====== TEXT SEGMENT ======

In the strategic assessment, McChrystal wrote that the situation in Afghan prisons was becoming dire. "Currently, Taliban and Al Qaeda insurgents represent more than 2,500 of the 14,500 inmates in the increasingly overcrowded Afghan Corrections System. These detainees are currently radicalizing non-insurgent inmates and worsening an already over-crowded prison system. Hardened, committed Islamists are indiscriminately mixed with petty criminals and sex offenders, and they are using the opportunity to radicalize and indoctrinate them."

McChrystal called for the management of detention to be shifted on to the Afghan government and for reforms to the Afghan criminal-justice system so it is viewed by Afghans as legitimate. "Afghanistan must develop detention capabilities and operations that respect the Afghan people," McChrystal wrote. "A failure to address [Afghan government] incapacity in this area presents a serious risk to the mission."

Still, the strategic realities of war mean that changes to counterinsurgency doctrine can't be applied with the kind of perfection one imagines in the abstract. Although Stone was reportedly successful in de-radicalizing detainees in Iraq, Afghanistan brings a different set of challenges. A 2007 Human Rights First report described the Afghan justice system as marred by "poor infrastructure, inadequate training and education, lack of access to laws and textbooks, lack of public defenders, and institutionalized corruption."

The U.S.-supported government of Hamid Karzai contains numerous former warlords and strongmen with poor human-rights records. Wali Ahmed Karzai, the president's brother, who is reputed to be involved with heroin trafficking, was revealed by The New York Times on Tuesday as a CIA asset -- even as the Taliban draws significant revenue from the drug trade. Andrew Exum, a fellow at the Center for New American Security who advised McChrystal's strategy review, wrote that military officials in southern Afghanistan he had spoken to described Wali Karzai's activities as "the biggest problem they face -- bigger than the lack of government services or even the Taliban."

These conditions, combined with Hamid Karzai's attempt to rig the Afghan election, seriously undermine U.S. attempts to secure a legitimate governing partner in Afghanistan. Brian Katulis, a national-security expert at the Center for American Progress, says that working with unsavory characters is often part of the reality of operating in countries like Iraq or Afghanistan with histories of sectarian or ethnic violence.

====== SUPPLIED DATA ======

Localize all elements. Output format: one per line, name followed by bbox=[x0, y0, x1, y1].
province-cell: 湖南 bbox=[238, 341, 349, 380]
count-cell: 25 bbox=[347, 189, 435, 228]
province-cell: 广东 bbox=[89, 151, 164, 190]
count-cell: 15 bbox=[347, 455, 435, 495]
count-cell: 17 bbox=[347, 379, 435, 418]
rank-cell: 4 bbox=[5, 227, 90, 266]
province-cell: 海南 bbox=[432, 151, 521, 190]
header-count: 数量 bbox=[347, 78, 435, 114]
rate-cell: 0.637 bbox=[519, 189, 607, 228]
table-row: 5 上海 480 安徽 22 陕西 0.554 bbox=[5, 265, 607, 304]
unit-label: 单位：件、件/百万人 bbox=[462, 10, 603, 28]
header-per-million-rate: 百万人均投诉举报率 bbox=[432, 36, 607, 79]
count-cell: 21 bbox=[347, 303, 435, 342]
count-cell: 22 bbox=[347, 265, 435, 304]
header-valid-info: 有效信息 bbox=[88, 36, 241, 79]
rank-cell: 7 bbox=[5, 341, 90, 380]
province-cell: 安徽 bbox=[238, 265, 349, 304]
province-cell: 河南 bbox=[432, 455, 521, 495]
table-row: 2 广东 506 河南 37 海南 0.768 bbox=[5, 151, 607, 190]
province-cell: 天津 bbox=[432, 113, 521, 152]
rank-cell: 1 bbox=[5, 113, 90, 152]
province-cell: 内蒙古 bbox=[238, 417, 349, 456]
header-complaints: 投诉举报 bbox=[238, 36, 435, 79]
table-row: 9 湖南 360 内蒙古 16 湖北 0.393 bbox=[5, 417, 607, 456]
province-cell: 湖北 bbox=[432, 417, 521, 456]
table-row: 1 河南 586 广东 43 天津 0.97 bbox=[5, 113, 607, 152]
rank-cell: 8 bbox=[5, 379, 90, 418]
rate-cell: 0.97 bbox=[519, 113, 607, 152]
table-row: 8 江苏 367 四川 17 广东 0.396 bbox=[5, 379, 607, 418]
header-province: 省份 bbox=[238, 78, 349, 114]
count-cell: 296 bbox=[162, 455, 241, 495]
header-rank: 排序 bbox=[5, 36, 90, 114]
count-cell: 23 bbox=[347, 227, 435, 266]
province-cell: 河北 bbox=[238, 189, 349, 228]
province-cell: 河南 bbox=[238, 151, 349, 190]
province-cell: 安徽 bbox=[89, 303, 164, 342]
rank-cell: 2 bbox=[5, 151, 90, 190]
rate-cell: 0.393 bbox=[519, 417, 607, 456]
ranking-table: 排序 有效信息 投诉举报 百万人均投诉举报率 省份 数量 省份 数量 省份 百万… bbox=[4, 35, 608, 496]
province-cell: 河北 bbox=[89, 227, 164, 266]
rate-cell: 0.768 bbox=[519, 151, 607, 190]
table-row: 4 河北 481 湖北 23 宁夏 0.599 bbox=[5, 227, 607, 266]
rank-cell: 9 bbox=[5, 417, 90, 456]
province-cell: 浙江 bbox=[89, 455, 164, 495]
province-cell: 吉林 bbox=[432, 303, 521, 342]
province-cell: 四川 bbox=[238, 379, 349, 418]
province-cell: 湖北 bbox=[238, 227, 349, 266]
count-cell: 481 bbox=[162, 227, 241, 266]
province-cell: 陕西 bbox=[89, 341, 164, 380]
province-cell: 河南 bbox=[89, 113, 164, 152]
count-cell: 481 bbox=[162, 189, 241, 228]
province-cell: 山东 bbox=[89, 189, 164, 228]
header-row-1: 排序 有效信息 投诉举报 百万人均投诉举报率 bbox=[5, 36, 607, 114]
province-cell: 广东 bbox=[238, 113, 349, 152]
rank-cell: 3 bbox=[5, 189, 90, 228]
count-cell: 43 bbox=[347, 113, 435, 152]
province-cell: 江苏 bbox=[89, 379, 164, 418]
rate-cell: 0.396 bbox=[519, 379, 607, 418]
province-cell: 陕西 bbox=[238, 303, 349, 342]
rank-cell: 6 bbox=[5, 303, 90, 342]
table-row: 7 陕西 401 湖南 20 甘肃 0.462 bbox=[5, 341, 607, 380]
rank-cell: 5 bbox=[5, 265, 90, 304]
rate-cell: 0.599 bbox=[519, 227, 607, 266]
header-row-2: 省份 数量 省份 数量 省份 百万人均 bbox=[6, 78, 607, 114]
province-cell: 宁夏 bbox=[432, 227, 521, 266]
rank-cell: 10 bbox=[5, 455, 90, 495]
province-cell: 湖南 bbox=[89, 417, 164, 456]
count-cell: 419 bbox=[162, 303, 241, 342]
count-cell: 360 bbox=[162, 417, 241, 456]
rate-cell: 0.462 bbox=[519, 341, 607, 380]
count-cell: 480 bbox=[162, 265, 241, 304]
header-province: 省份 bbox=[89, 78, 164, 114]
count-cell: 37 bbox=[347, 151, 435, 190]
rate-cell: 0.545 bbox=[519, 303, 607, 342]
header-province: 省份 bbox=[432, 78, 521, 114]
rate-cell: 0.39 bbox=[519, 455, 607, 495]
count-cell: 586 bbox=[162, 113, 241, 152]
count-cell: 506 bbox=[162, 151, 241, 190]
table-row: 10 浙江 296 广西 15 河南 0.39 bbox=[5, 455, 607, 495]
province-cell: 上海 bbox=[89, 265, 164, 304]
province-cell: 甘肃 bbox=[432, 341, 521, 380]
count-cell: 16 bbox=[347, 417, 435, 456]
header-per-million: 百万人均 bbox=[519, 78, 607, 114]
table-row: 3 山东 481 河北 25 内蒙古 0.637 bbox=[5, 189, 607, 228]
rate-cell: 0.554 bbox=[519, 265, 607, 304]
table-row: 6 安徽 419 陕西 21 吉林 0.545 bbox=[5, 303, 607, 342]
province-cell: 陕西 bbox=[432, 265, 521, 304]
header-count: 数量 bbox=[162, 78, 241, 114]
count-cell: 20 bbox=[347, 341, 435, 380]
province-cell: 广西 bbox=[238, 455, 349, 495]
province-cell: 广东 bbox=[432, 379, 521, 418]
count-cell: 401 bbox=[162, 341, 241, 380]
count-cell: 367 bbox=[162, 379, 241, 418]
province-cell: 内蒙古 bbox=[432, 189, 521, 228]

======

# [EXERCISE INSTRUCTIONS]
1. For each statement, state whether the Afghan detention text supports it, answering yes or no and quoting the deciding words: (a) Taliban and Al Qaeda insurgents make up more than 2,500 of the 14,500 inmates in the Afghan Corrections System; (b) McChrystal called for detention management to remain under U.S. control; (c) Andrew Exum is a fellow at the Center for American Progress.
2. Resume the Afghan detention text from its final sentence, carrying it forward in the same formal register.
The listing is drawn from a separate source.

# [TASK-BY-TASK RESULTS]
1.
(a) Yes: "Taliban and Al Qaeda insurgents represent more than 2,500 of the 14,500 inmates in the increasingly overcrowded Afghan Corrections System."
(b) No: "McChrystal called for the management of detention to be shifted on to the Afghan government"
(c) No: "Andrew Exum, a fellow at the Center for New American Security"

2.
"It's one of the weak points of the implementation of the COIN ideals. … It's not necessarily our own actions or what our own troops do; it's also what our partners are capable of and willing to do." This, he says, makes consistent adherence to human-rights standards "spotty." The Center for American Progress has published a list of "powerbrokers" in the U.S.-backed Afghan government with dubious human-rights records. McChrystal's own record is somewhat "spotty" on this point. A 2006 report from Human Rights Watch suggested that the Joint Special Operations Command in Iraq, which was headed by McChrystal and which was credited with eliminating a number of dangerous insurgents including Abu Musab al-Zarqawi, may have participated in the abuse of detainees at Camp Nama.

Moreover, applying COIN in Afghanistan doesn't necessarily mean a uniform respect for human rights everywhere in the region. The U.S. has been relying on drone strikes to kill high-value al-Qaeda and Taliban targets in neighboring Pakistan, and a recent study by the New America Foundation estimated that one-third of those killed were civilians. On Tuesday, a U.N. official suggested that the strikes may violate international humanitarian law.

Jonathan Horwitz says that McChrystal's call for reforms to detention policy is welcome, but it has to be followed by decisive action.

"The question is, will enough be done to change the course of the past eight years?" Horwitz asked.

One could ask the same thing about the war itself.